Exercise directions ▸ Pick out each line of the records that includes the string "this", and copy it.

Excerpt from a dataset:

--- START ---

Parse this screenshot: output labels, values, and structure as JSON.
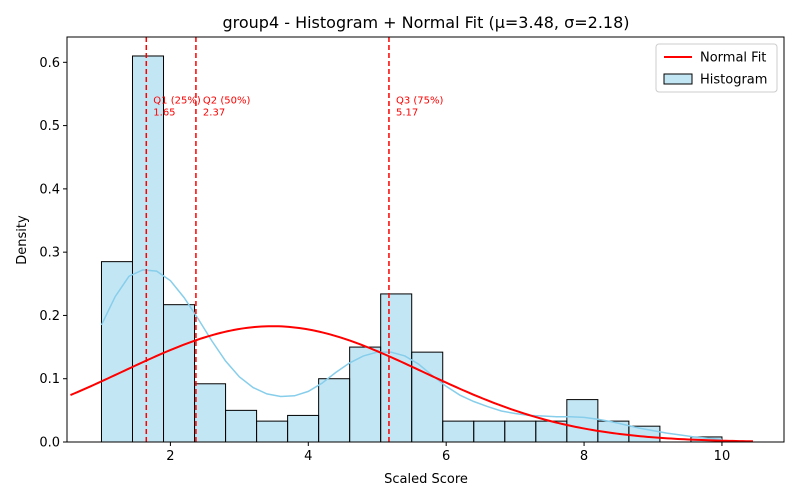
{
  "chart_data": {
    "type": "histogram",
    "title": "group4 - Histogram + Normal Fit (μ=3.48, σ=2.18)",
    "xlabel": "Scaled Score",
    "ylabel": "Density",
    "xlim": [
      0.5,
      10.9
    ],
    "ylim": [
      0,
      0.64
    ],
    "x_ticks": [
      2,
      4,
      6,
      8,
      10
    ],
    "x_tick_labels": [
      "2",
      "4",
      "6",
      "8",
      "10"
    ],
    "y_ticks": [
      0,
      0.1,
      0.2,
      0.3,
      0.4,
      0.5,
      0.6
    ],
    "y_tick_labels": [
      "0.0",
      "0.1",
      "0.2",
      "0.3",
      "0.4",
      "0.5",
      "0.6"
    ],
    "grid": false,
    "legend_position": "top-right",
    "bins": [
      {
        "x0": 1.0,
        "x1": 1.45,
        "density": 0.285
      },
      {
        "x0": 1.45,
        "x1": 1.9,
        "density": 0.61
      },
      {
        "x0": 1.9,
        "x1": 2.35,
        "density": 0.217
      },
      {
        "x0": 2.35,
        "x1": 2.8,
        "density": 0.092
      },
      {
        "x0": 2.8,
        "x1": 3.25,
        "density": 0.05
      },
      {
        "x0": 3.25,
        "x1": 3.7,
        "density": 0.033
      },
      {
        "x0": 3.7,
        "x1": 4.15,
        "density": 0.042
      },
      {
        "x0": 4.15,
        "x1": 4.6,
        "density": 0.1
      },
      {
        "x0": 4.6,
        "x1": 5.05,
        "density": 0.15
      },
      {
        "x0": 5.05,
        "x1": 5.5,
        "density": 0.234
      },
      {
        "x0": 5.5,
        "x1": 5.95,
        "density": 0.142
      },
      {
        "x0": 5.95,
        "x1": 6.4,
        "density": 0.033
      },
      {
        "x0": 6.4,
        "x1": 6.85,
        "density": 0.033
      },
      {
        "x0": 6.85,
        "x1": 7.3,
        "density": 0.033
      },
      {
        "x0": 7.3,
        "x1": 7.75,
        "density": 0.033
      },
      {
        "x0": 7.75,
        "x1": 8.2,
        "density": 0.067
      },
      {
        "x0": 8.2,
        "x1": 8.65,
        "density": 0.033
      },
      {
        "x0": 8.65,
        "x1": 9.1,
        "density": 0.025
      },
      {
        "x0": 9.1,
        "x1": 9.55,
        "density": 0.0
      },
      {
        "x0": 9.55,
        "x1": 10.0,
        "density": 0.008
      }
    ],
    "normal_fit": {
      "name": "Normal Fit",
      "mu": 3.48,
      "sigma": 2.18,
      "x_range": [
        0.55,
        10.45
      ],
      "color": "#ff0000"
    },
    "kde": {
      "color": "#87ceeb",
      "points": [
        [
          1.0,
          0.185
        ],
        [
          1.2,
          0.23
        ],
        [
          1.4,
          0.262
        ],
        [
          1.6,
          0.272
        ],
        [
          1.8,
          0.27
        ],
        [
          2.0,
          0.255
        ],
        [
          2.2,
          0.228
        ],
        [
          2.4,
          0.195
        ],
        [
          2.6,
          0.16
        ],
        [
          2.8,
          0.128
        ],
        [
          3.0,
          0.103
        ],
        [
          3.2,
          0.086
        ],
        [
          3.4,
          0.076
        ],
        [
          3.6,
          0.072
        ],
        [
          3.8,
          0.073
        ],
        [
          4.0,
          0.08
        ],
        [
          4.2,
          0.093
        ],
        [
          4.4,
          0.11
        ],
        [
          4.6,
          0.125
        ],
        [
          4.8,
          0.136
        ],
        [
          5.0,
          0.142
        ],
        [
          5.2,
          0.142
        ],
        [
          5.4,
          0.136
        ],
        [
          5.6,
          0.123
        ],
        [
          5.8,
          0.105
        ],
        [
          6.0,
          0.088
        ],
        [
          6.2,
          0.074
        ],
        [
          6.4,
          0.064
        ],
        [
          6.6,
          0.056
        ],
        [
          6.8,
          0.049
        ],
        [
          7.0,
          0.045
        ],
        [
          7.2,
          0.042
        ],
        [
          7.4,
          0.041
        ],
        [
          7.6,
          0.04
        ],
        [
          7.8,
          0.04
        ],
        [
          8.0,
          0.039
        ],
        [
          8.2,
          0.036
        ],
        [
          8.4,
          0.032
        ],
        [
          8.6,
          0.027
        ],
        [
          8.8,
          0.022
        ],
        [
          9.0,
          0.018
        ],
        [
          9.2,
          0.014
        ],
        [
          9.4,
          0.011
        ],
        [
          9.6,
          0.008
        ],
        [
          9.8,
          0.006
        ],
        [
          10.0,
          0.004
        ]
      ]
    },
    "quartiles": [
      {
        "x": 1.65,
        "label": "Q1 (25%)",
        "value": "1.65"
      },
      {
        "x": 2.37,
        "label": "Q2 (50%)",
        "value": "2.37"
      },
      {
        "x": 5.17,
        "label": "Q3 (75%)",
        "value": "5.17"
      }
    ],
    "quartile_label_y": 0.53,
    "legend": [
      {
        "label": "Normal Fit",
        "kind": "line",
        "color": "#ff0000"
      },
      {
        "label": "Histogram",
        "kind": "patch",
        "color": "#87ceeb"
      }
    ],
    "colors": {
      "bar_fill": "#87ceeb",
      "bar_edge": "#000000",
      "normal": "#ff0000",
      "quartile": "#ff0000"
    }
  }
}
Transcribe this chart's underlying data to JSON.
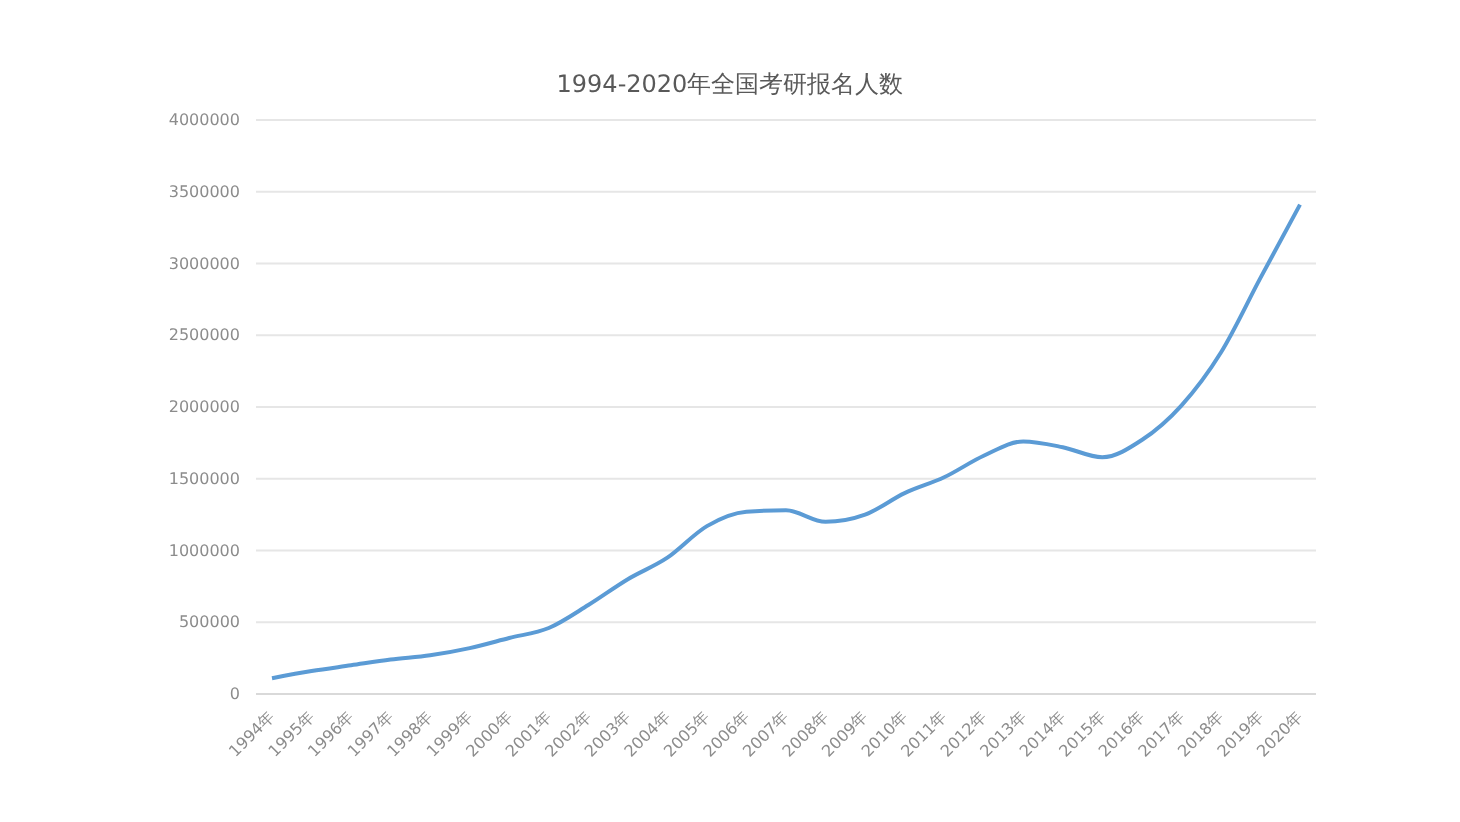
{
  "chart_data": {
    "type": "line",
    "title": "1994-2020年全国考研报名人数",
    "categories": [
      "1994年",
      "1995年",
      "1996年",
      "1997年",
      "1998年",
      "1999年",
      "2000年",
      "2001年",
      "2002年",
      "2003年",
      "2004年",
      "2005年",
      "2006年",
      "2007年",
      "2008年",
      "2009年",
      "2010年",
      "2011年",
      "2012年",
      "2013年",
      "2014年",
      "2015年",
      "2016年",
      "2017年",
      "2018年",
      "2019年",
      "2020年"
    ],
    "series": [
      {
        "color": "#5b9bd5",
        "values": [
          110000,
          160000,
          200000,
          240000,
          270000,
          320000,
          390000,
          460000,
          620000,
          800000,
          950000,
          1170000,
          1270000,
          1280000,
          1200000,
          1250000,
          1400000,
          1510000,
          1660000,
          1760000,
          1720000,
          1650000,
          1770000,
          2010000,
          2380000,
          2900000,
          3410000
        ]
      }
    ],
    "ylim": [
      0,
      4000000
    ],
    "yticks": [
      0,
      500000,
      1000000,
      1500000,
      2000000,
      2500000,
      3000000,
      3500000,
      4000000
    ],
    "grid": "y",
    "marker": "none",
    "line_style": "solid"
  }
}
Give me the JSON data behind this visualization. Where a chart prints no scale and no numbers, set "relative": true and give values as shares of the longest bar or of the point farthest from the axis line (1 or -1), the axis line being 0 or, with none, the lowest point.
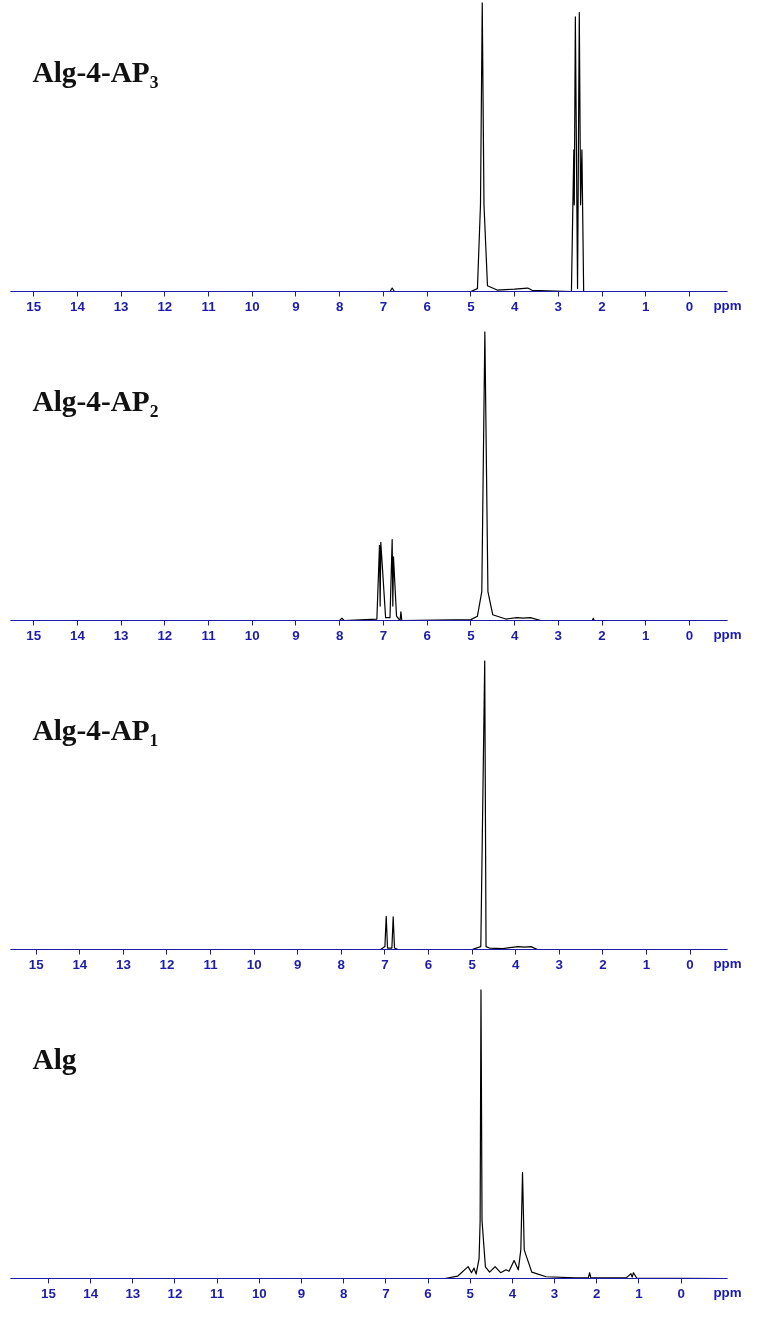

--- END ---

Exercise result ▸
Parse this screenshot: output labels, values, and structure as JSON.
Transcribe this chart's underlying data to JSON.
Give me the JSON data behind this visualization. Where a chart prints no scale and no numbers, set "relative": true and give values as shares of the longest bar or of the point farthest from the axis line (1 or -1), the axis line being 0 or, with none, the lowest point.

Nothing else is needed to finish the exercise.